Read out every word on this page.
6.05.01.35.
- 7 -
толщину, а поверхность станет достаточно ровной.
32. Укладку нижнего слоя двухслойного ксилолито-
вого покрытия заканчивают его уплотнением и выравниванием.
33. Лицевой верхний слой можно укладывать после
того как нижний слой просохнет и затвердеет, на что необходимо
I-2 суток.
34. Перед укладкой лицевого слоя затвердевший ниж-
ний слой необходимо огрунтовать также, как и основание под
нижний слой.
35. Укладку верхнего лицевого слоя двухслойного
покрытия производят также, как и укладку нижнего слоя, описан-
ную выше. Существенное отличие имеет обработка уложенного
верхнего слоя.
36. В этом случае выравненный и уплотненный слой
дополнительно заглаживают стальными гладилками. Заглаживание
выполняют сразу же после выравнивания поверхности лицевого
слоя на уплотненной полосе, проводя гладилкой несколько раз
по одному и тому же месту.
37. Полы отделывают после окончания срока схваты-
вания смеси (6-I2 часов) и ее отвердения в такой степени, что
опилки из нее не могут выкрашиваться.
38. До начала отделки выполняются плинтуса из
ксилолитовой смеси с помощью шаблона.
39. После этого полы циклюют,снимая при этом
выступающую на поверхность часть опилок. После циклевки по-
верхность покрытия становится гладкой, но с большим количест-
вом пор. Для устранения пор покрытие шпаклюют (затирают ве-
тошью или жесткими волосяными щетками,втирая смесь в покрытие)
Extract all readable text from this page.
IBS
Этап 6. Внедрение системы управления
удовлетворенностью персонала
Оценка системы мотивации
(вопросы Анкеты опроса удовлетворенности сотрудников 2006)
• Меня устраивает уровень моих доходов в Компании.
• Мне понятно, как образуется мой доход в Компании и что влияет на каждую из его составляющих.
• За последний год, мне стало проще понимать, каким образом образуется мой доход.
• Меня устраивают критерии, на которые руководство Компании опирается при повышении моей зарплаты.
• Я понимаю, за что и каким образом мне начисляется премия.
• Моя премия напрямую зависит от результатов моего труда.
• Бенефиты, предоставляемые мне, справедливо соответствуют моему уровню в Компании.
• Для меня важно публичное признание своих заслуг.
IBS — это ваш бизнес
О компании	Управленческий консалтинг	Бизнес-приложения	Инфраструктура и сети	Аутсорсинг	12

Task statement » Find and copy each line above that includes the string "лицевого".

Response »
34. Перед укладкой лицевого слоя затвердевший ниж-
35. Укладку верхнего лицевого слоя двухслойного
выполняют сразу же после выравнивания поверхности лицевого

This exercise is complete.